-- BEGIN --

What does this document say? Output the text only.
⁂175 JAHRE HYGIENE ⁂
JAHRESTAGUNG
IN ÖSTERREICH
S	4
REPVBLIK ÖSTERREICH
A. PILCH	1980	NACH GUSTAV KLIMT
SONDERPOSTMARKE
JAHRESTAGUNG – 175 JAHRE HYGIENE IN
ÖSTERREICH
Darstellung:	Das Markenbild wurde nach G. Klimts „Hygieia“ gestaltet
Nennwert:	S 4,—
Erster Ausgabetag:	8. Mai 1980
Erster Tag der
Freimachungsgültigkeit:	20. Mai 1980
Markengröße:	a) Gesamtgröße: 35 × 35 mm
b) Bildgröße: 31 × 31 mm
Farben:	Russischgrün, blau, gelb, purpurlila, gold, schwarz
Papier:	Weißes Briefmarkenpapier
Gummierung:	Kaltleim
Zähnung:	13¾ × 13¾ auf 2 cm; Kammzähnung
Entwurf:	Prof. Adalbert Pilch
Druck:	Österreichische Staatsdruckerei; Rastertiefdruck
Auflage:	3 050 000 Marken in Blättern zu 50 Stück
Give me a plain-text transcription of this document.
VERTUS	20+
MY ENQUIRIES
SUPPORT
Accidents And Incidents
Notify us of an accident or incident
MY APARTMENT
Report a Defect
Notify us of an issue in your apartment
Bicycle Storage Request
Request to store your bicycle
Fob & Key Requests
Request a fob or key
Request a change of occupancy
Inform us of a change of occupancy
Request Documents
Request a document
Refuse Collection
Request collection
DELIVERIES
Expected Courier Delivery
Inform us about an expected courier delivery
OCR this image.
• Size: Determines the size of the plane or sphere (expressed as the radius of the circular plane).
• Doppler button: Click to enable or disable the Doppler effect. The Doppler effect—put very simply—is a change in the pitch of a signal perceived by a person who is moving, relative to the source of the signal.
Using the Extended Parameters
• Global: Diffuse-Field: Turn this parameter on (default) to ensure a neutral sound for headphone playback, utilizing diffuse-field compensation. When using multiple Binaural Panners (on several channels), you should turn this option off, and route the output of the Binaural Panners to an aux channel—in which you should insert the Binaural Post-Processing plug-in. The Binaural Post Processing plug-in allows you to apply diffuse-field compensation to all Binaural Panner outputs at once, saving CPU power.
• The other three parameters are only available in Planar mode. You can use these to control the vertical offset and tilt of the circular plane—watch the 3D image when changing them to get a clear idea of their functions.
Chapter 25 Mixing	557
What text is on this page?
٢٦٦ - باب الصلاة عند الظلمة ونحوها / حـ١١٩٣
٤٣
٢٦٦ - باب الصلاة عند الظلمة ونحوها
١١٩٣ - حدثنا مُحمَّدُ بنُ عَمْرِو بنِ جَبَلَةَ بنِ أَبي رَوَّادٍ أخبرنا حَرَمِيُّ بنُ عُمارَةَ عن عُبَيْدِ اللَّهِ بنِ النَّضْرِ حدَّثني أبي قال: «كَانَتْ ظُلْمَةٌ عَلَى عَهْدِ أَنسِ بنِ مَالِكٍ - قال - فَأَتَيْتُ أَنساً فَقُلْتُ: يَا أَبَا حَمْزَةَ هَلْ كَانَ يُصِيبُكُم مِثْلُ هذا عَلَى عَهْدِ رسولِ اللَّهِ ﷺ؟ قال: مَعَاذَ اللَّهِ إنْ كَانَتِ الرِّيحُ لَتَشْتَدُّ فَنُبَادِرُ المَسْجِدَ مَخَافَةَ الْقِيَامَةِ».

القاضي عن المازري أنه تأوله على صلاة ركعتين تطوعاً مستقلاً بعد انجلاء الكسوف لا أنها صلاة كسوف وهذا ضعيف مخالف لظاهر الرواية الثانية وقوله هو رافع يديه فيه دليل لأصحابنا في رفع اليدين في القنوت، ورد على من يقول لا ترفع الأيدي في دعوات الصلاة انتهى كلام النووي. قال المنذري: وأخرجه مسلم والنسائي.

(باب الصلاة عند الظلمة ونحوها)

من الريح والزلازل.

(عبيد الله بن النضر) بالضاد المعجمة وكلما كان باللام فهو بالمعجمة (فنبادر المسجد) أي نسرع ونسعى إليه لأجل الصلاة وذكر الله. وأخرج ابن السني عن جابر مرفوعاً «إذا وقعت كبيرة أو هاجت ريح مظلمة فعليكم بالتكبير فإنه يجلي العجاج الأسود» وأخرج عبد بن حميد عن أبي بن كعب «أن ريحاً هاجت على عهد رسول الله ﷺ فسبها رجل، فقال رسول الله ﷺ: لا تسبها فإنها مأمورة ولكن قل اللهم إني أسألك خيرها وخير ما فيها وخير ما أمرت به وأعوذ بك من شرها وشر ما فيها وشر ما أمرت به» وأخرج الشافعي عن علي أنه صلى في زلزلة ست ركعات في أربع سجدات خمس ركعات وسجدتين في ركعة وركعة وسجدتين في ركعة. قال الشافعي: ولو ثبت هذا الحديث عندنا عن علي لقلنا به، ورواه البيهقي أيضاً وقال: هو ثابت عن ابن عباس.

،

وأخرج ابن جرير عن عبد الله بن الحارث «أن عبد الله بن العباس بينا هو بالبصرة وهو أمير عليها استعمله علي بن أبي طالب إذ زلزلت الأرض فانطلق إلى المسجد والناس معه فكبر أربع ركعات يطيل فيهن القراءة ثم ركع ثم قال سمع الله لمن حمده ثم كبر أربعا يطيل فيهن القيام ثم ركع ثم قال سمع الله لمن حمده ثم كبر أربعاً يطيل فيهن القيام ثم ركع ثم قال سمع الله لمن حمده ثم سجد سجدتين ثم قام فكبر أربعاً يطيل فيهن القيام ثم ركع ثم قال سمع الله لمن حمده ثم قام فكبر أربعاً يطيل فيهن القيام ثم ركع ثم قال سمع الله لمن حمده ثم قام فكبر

-- END --

**Task prompt:**
Reproduce all data above, unchanged.

**Task solution:**
What does this document say? Output the text only.
⁂175 JAHRE HYGIENE ⁂
JAHRESTAGUNG
IN ÖSTERREICH
S	4
REPVBLIK ÖSTERREICH
A. PILCH	1980	NACH GUSTAV KLIMT
SONDERPOSTMARKE
JAHRESTAGUNG – 175 JAHRE HYGIENE IN
ÖSTERREICH
Darstellung:	Das Markenbild wurde nach G. Klimts „Hygieia“ gestaltet
Nennwert:	S 4,—
Erster Ausgabetag:	8. Mai 1980
Erster Tag der
Freimachungsgültigkeit:	20. Mai 1980
Markengröße:	a) Gesamtgröße: 35 × 35 mm
b) Bildgröße: 31 × 31 mm
Farben:	Russischgrün, blau, gelb, purpurlila, gold, schwarz
Papier:	Weißes Briefmarkenpapier
Gummierung:	Kaltleim
Zähnung:	13¾ × 13¾ auf 2 cm; Kammzähnung
Entwurf:	Prof. Adalbert Pilch
Druck:	Österreichische Staatsdruckerei; Rastertiefdruck
Auflage:	3 050 000 Marken in Blättern zu 50 Stück
Give me a plain-text transcription of this document.
VERTUS	20+
MY ENQUIRIES
SUPPORT
Accidents And Incidents
Notify us of an accident or incident
MY APARTMENT
Report a Defect
Notify us of an issue in your apartment
Bicycle Storage Request
Request to store your bicycle
Fob & Key Requests
Request a fob or key
Request a change of occupancy
Inform us of a change of occupancy
Request Documents
Request a document
Refuse Collection
Request collection
DELIVERIES
Expected Courier Delivery
Inform us about an expected courier delivery
OCR this image.
• Size: Determines the size of the plane or sphere (expressed as the radius of the circular plane).
• Doppler button: Click to enable or disable the Doppler effect. The Doppler effect—put very simply—is a change in the pitch of a signal perceived by a person who is moving, relative to the source of the signal.
Using the Extended Parameters
• Global: Diffuse-Field: Turn this parameter on (default) to ensure a neutral sound for headphone playback, utilizing diffuse-field compensation. When using multiple Binaural Panners (on several channels), you should turn this option off, and route the output of the Binaural Panners to an aux channel—in which you should insert the Binaural Post-Processing plug-in. The Binaural Post Processing plug-in allows you to apply diffuse-field compensation to all Binaural Panner outputs at once, saving CPU power.
• The other three parameters are only available in Planar mode. You can use these to control the vertical offset and tilt of the circular plane—watch the 3D image when changing them to get a clear idea of their functions.
Chapter 25 Mixing	557
What text is on this page?
٢٦٦ - باب الصلاة عند الظلمة ونحوها / حـ١١٩٣
٤٣
٢٦٦ - باب الصلاة عند الظلمة ونحوها
١١٩٣ - حدثنا مُحمَّدُ بنُ عَمْرِو بنِ جَبَلَةَ بنِ أَبي رَوَّادٍ أخبرنا حَرَمِيُّ بنُ عُمارَةَ عن عُبَيْدِ اللَّهِ بنِ النَّضْرِ حدَّثني أبي قال: «كَانَتْ ظُلْمَةٌ عَلَى عَهْدِ أَنسِ بنِ مَالِكٍ - قال - فَأَتَيْتُ أَنساً فَقُلْتُ: يَا أَبَا حَمْزَةَ هَلْ كَانَ يُصِيبُكُم مِثْلُ هذا عَلَى عَهْدِ رسولِ اللَّهِ ﷺ؟ قال: مَعَاذَ اللَّهِ إنْ كَانَتِ الرِّيحُ لَتَشْتَدُّ فَنُبَادِرُ المَسْجِدَ مَخَافَةَ الْقِيَامَةِ».

القاضي عن المازري أنه تأوله على صلاة ركعتين تطوعاً مستقلاً بعد انجلاء الكسوف لا أنها صلاة كسوف وهذا ضعيف مخالف لظاهر الرواية الثانية وقوله هو رافع يديه فيه دليل لأصحابنا في رفع اليدين في القنوت، ورد على من يقول لا ترفع الأيدي في دعوات الصلاة انتهى كلام النووي. قال المنذري: وأخرجه مسلم والنسائي.

(باب الصلاة عند الظلمة ونحوها)

من الريح والزلازل.

(عبيد الله بن النضر) بالضاد المعجمة وكلما كان باللام فهو بالمعجمة (فنبادر المسجد) أي نسرع ونسعى إليه لأجل الصلاة وذكر الله. وأخرج ابن السني عن جابر مرفوعاً «إذا وقعت كبيرة أو هاجت ريح مظلمة فعليكم بالتكبير فإنه يجلي العجاج الأسود» وأخرج عبد بن حميد عن أبي بن كعب «أن ريحاً هاجت على عهد رسول الله ﷺ فسبها رجل، فقال رسول الله ﷺ: لا تسبها فإنها مأمورة ولكن قل اللهم إني أسألك خيرها وخير ما فيها وخير ما أمرت به وأعوذ بك من شرها وشر ما فيها وشر ما أمرت به» وأخرج الشافعي عن علي أنه صلى في زلزلة ست ركعات في أربع سجدات خمس ركعات وسجدتين في ركعة وركعة وسجدتين في ركعة. قال الشافعي: ولو ثبت هذا الحديث عندنا عن علي لقلنا به، ورواه البيهقي أيضاً وقال: هو ثابت عن ابن عباس.

،

وأخرج ابن جرير عن عبد الله بن الحارث «أن عبد الله بن العباس بينا هو بالبصرة وهو أمير عليها استعمله علي بن أبي طالب إذ زلزلت الأرض فانطلق إلى المسجد والناس معه فكبر أربع ركعات يطيل فيهن القراءة ثم ركع ثم قال سمع الله لمن حمده ثم كبر أربعا يطيل فيهن القيام ثم ركع ثم قال سمع الله لمن حمده ثم كبر أربعاً يطيل فيهن القيام ثم ركع ثم قال سمع الله لمن حمده ثم سجد سجدتين ثم قام فكبر أربعاً يطيل فيهن القيام ثم ركع ثم قال سمع الله لمن حمده ثم قام فكبر أربعاً يطيل فيهن القيام ثم ركع ثم قال سمع الله لمن حمده ثم قام فكبر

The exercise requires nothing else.